▶ **Brief**:
Copy out all of the material exactly.

-- start Data section --

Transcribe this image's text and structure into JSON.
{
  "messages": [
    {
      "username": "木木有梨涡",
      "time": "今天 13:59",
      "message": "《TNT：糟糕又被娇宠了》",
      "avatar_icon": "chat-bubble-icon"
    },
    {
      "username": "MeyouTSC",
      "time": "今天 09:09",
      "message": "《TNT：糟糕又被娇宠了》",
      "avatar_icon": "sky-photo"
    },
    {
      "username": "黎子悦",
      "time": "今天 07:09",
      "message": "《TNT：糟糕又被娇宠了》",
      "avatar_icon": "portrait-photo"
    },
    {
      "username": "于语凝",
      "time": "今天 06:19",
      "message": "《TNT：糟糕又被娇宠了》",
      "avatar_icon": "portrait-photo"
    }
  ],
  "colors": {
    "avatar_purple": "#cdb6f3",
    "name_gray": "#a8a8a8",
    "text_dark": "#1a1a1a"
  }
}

-- end Data section --

▶ **Exercise answer**:
Transcribe this image's text and structure into JSON.
{
  "messages": [
    {
      "username": "木木有梨涡",
      "time": "今天 13:59",
      "message": "《TNT：糟糕又被娇宠了》",
      "avatar_icon": "chat-bubble-icon"
    },
    {
      "username": "MeyouTSC",
      "time": "今天 09:09",
      "message": "《TNT：糟糕又被娇宠了》",
      "avatar_icon": "sky-photo"
    },
    {
      "username": "黎子悦",
      "time": "今天 07:09",
      "message": "《TNT：糟糕又被娇宠了》",
      "avatar_icon": "portrait-photo"
    },
    {
      "username": "于语凝",
      "time": "今天 06:19",
      "message": "《TNT：糟糕又被娇宠了》",
      "avatar_icon": "portrait-photo"
    }
  ],
  "colors": {
    "avatar_purple": "#cdb6f3",
    "name_gray": "#a8a8a8",
    "text_dark": "#1a1a1a"
  }
}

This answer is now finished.